▸ SET TASK
Go through the material below, count the lines with the word "Production", and reply with the count alone.

(Stored data)
☆ ☆ ☆ ☆ ☆ ☆ ☆

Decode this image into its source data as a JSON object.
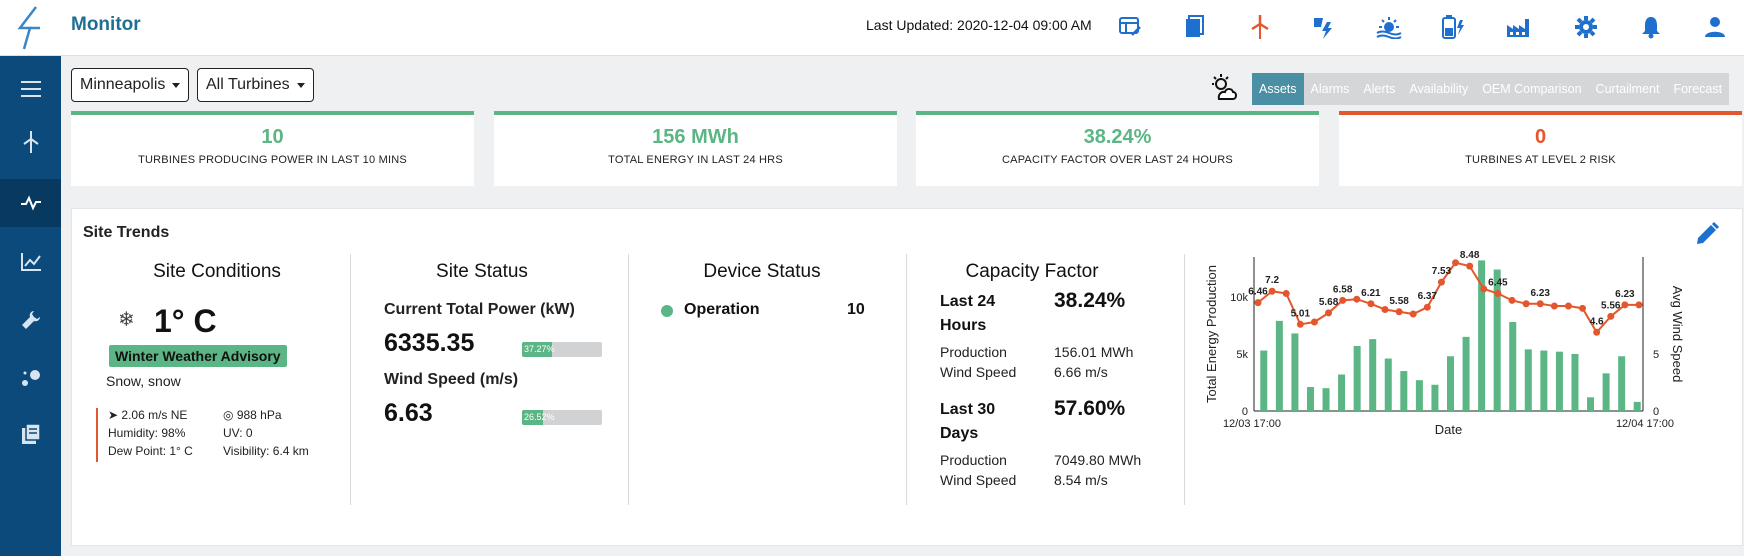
{
  "app": {
    "title": "Monitor",
    "last_updated": "Last Updated: 2020-12-04 09:00 AM"
  },
  "top_icons": [
    {
      "name": "dashboard-icon",
      "color": "#1f6fcf"
    },
    {
      "name": "document-icon",
      "color": "#1f6fcf"
    },
    {
      "name": "wind-turbine-icon",
      "color": "#e4572e"
    },
    {
      "name": "power-icon",
      "color": "#1f6fcf"
    },
    {
      "name": "sunset-icon",
      "color": "#1f6fcf"
    },
    {
      "name": "battery-icon",
      "color": "#1f6fcf"
    },
    {
      "name": "factory-icon",
      "color": "#1f6fcf"
    },
    {
      "name": "settings-icon",
      "color": "#1f6fcf"
    },
    {
      "name": "bell-icon",
      "color": "#1f6fcf"
    },
    {
      "name": "user-icon",
      "color": "#1f6fcf"
    }
  ],
  "sidebar": [
    "menu-icon",
    "turbine-icon",
    "pulse-icon",
    "trend-chart-icon",
    "wrench-icon",
    "cluster-icon",
    "library-icon"
  ],
  "filters": {
    "location": "Minneapolis",
    "turbines": "All Turbines"
  },
  "tabs": [
    "Assets",
    "Alarms",
    "Alerts",
    "Availability",
    "OEM Comparison",
    "Curtailment",
    "Forecast"
  ],
  "active_tab": "Assets",
  "kpis": [
    {
      "value": "10",
      "label": "TURBINES PRODUCING POWER IN LAST 10 MINS"
    },
    {
      "value": "156 MWh",
      "label": "TOTAL ENERGY IN LAST 24 HRS"
    },
    {
      "value": "38.24%",
      "label": "CAPACITY FACTOR OVER LAST 24 HOURS"
    },
    {
      "value": "0",
      "label": "TURBINES AT LEVEL 2 RISK"
    }
  ],
  "panel": {
    "title": "Site Trends"
  },
  "site_conditions": {
    "title": "Site Conditions",
    "temp": "1° C",
    "advisory": "Winter Weather Advisory",
    "condition": "Snow, snow",
    "wind": "2.06 m/s NE",
    "pressure": "988 hPa",
    "humidity": "Humidity: 98%",
    "uv": "UV: 0",
    "dew_point": "Dew Point: 1° C",
    "visibility": "Visibility: 6.4 km"
  },
  "site_status": {
    "title": "Site Status",
    "power_label": "Current Total Power (kW)",
    "power_value": "6335.35",
    "power_pct": 0.3727,
    "power_pct_text": "37.27%",
    "wind_label": "Wind Speed (m/s)",
    "wind_value": "6.63",
    "wind_pct": 0.2652,
    "wind_pct_text": "26.52%"
  },
  "device_status": {
    "title": "Device Status",
    "label": "Operation",
    "count": "10"
  },
  "capacity_factor": {
    "title": "Capacity Factor",
    "p1_label_a": "Last 24",
    "p1_label_b": "Hours",
    "p1_value": "38.24%",
    "p1_prod_label": "Production",
    "p1_prod": "156.01 MWh",
    "p1_wind_label": "Wind Speed",
    "p1_wind": "6.66 m/s",
    "p2_label_a": "Last 30",
    "p2_label_b": "Days",
    "p2_value": "57.60%",
    "p2_prod_label": "Production",
    "p2_prod": "7049.80 MWh",
    "p2_wind_label": "Wind Speed",
    "p2_wind": "8.54 m/s"
  },
  "chart_data": {
    "type": "bar",
    "xlabel": "Date",
    "ylabel": "Total Energy Production",
    "y2label": "Avg Wind Speed",
    "x_ticks": [
      "12/03 17:00",
      "12/04 17:00"
    ],
    "ylim": [
      0,
      13500
    ],
    "y2lim": [
      0,
      13.5
    ],
    "y_ticks": [
      "0",
      "5k",
      "10k"
    ],
    "y2_ticks": [
      "0",
      "5"
    ],
    "series": [
      {
        "type": "bar",
        "values": [
          5300,
          7900,
          6800,
          2100,
          2000,
          3200,
          5700,
          6300,
          4600,
          3500,
          2700,
          2300,
          4800,
          6500,
          13200,
          12400,
          7800,
          5400,
          5300,
          5200,
          5000,
          1200,
          3300,
          4800,
          800
        ]
      },
      {
        "type": "line",
        "values": [
          9.5,
          10.5,
          10.3,
          7.6,
          7.8,
          8.6,
          9.7,
          9.8,
          9.4,
          8.9,
          8.7,
          8.5,
          9.1,
          11.3,
          13.0,
          12.7,
          10.7,
          10.3,
          9.7,
          9.4,
          9.4,
          9.2,
          9.2,
          9.0,
          6.9,
          8.3,
          9.3,
          9.3
        ],
        "labels": [
          {
            "i": 0,
            "text": "6.46"
          },
          {
            "i": 1,
            "text": "7.2"
          },
          {
            "i": 3,
            "text": "5.01"
          },
          {
            "i": 5,
            "text": "5.68"
          },
          {
            "i": 6,
            "text": "6.58"
          },
          {
            "i": 8,
            "text": "6.21"
          },
          {
            "i": 10,
            "text": "5.58"
          },
          {
            "i": 12,
            "text": "6.37"
          },
          {
            "i": 13,
            "text": "7.53"
          },
          {
            "i": 15,
            "text": "8.48"
          },
          {
            "i": 17,
            "text": "6.45"
          },
          {
            "i": 20,
            "text": "6.23"
          },
          {
            "i": 24,
            "text": "4.6"
          },
          {
            "i": 25,
            "text": "5.56"
          },
          {
            "i": 26,
            "text": "6.23"
          }
        ]
      }
    ],
    "bar_color": "#5cb584",
    "line_color": "#e4572e"
  }
}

☆ ☆ ☆ ☆ ☆ ☆ ☆

▸ FINAL RESULT
3